◆ DATA LISTING
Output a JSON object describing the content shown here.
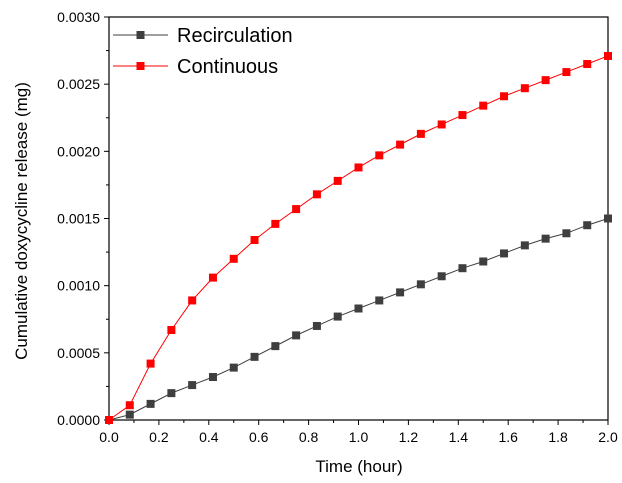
{
  "chart_data": {
    "type": "line",
    "xlabel": "Time (hour)",
    "ylabel": "Cumulative doxycycline release (mg)",
    "xlim": [
      0,
      2.0
    ],
    "ylim": [
      0,
      0.003
    ],
    "xticks": [
      "0.0",
      "0.2",
      "0.4",
      "0.6",
      "0.8",
      "1.0",
      "1.2",
      "1.4",
      "1.6",
      "1.8",
      "2.0"
    ],
    "yticks": [
      "0.0000",
      "0.0005",
      "0.0010",
      "0.0015",
      "0.0020",
      "0.0025",
      "0.0030"
    ],
    "grid": false,
    "legend": "top-left",
    "x": [
      0,
      0.0833,
      0.1667,
      0.25,
      0.3333,
      0.4167,
      0.5,
      0.5833,
      0.6667,
      0.75,
      0.8333,
      0.9167,
      1.0,
      1.0833,
      1.1667,
      1.25,
      1.3333,
      1.4167,
      1.5,
      1.5833,
      1.6667,
      1.75,
      1.8333,
      1.9167,
      2.0
    ],
    "series": [
      {
        "name": "Recirculation",
        "color": "#3f3f3f",
        "marker": "square",
        "values": [
          0,
          4e-05,
          0.00012,
          0.0002,
          0.00026,
          0.00032,
          0.00039,
          0.00047,
          0.00055,
          0.00063,
          0.0007,
          0.00077,
          0.00083,
          0.00089,
          0.00095,
          0.00101,
          0.00107,
          0.00113,
          0.00118,
          0.00124,
          0.0013,
          0.00135,
          0.00139,
          0.00145,
          0.0015
        ]
      },
      {
        "name": "Continuous",
        "color": "#ff0000",
        "marker": "square",
        "values": [
          0,
          0.00011,
          0.00042,
          0.00067,
          0.00089,
          0.00106,
          0.0012,
          0.00134,
          0.00146,
          0.00157,
          0.00168,
          0.00178,
          0.00188,
          0.00197,
          0.00205,
          0.00213,
          0.0022,
          0.00227,
          0.00234,
          0.00241,
          0.00247,
          0.00253,
          0.00259,
          0.00265,
          0.00271
        ]
      }
    ]
  }
}
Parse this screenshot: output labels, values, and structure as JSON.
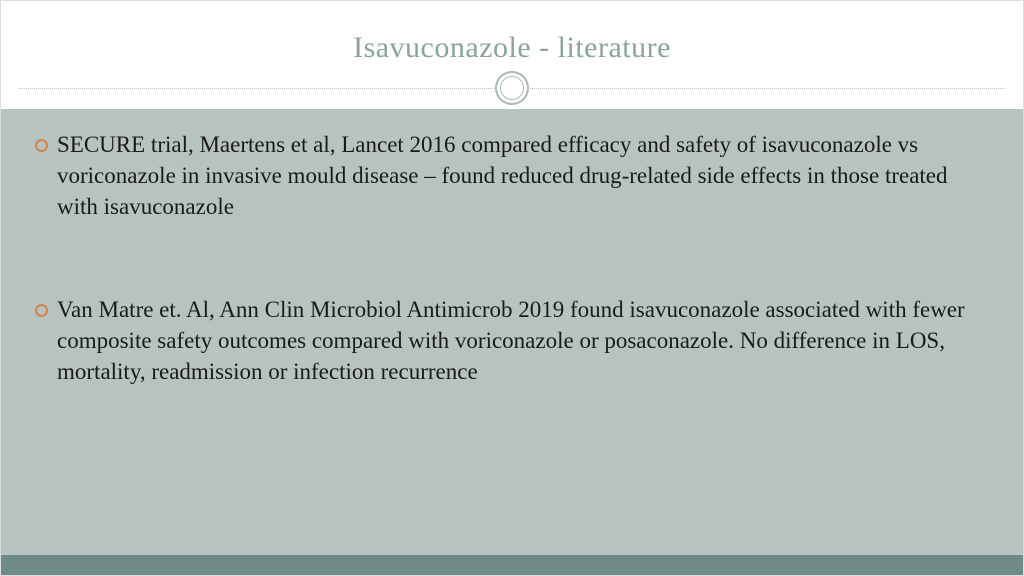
{
  "colors": {
    "title": "#89a3a0",
    "body_bg": "#b7c3c1",
    "bullet_marker": "#d38345",
    "bullet_text": "#1a1a1a",
    "footer_bar": "#6f8a87"
  },
  "title": "Isavuconazole - literature",
  "bullets": [
    "SECURE trial, Maertens et al, Lancet 2016 compared efficacy and safety of isavuconazole vs voriconazole in invasive mould disease – found reduced drug-related side effects in those treated with isavuconazole",
    "Van Matre et. Al, Ann Clin Microbiol Antimicrob 2019 found isavuconazole associated with fewer composite safety outcomes compared with voriconazole or posaconazole. No difference in LOS, mortality, readmission or infection recurrence"
  ]
}
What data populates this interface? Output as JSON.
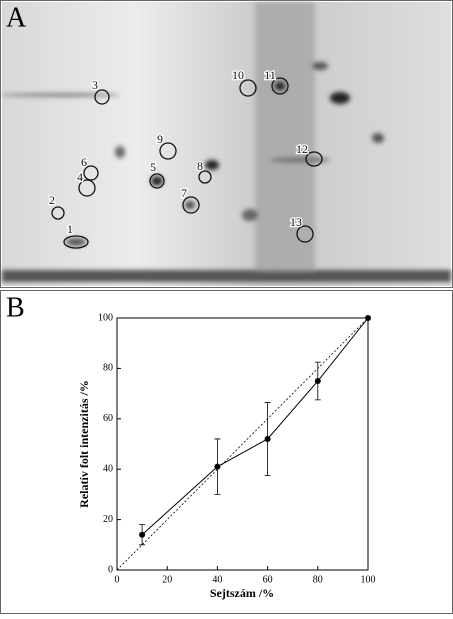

◆ TASK GOAL
Go through the material and copy out every line with "JSON" in it.

◆ ANSWER FOR THE TASK
Output a JSON object describing the content shown here.
Parse this screenshot: output labels, values, and structure as JSON.
What data populates this interface? Output as JSON.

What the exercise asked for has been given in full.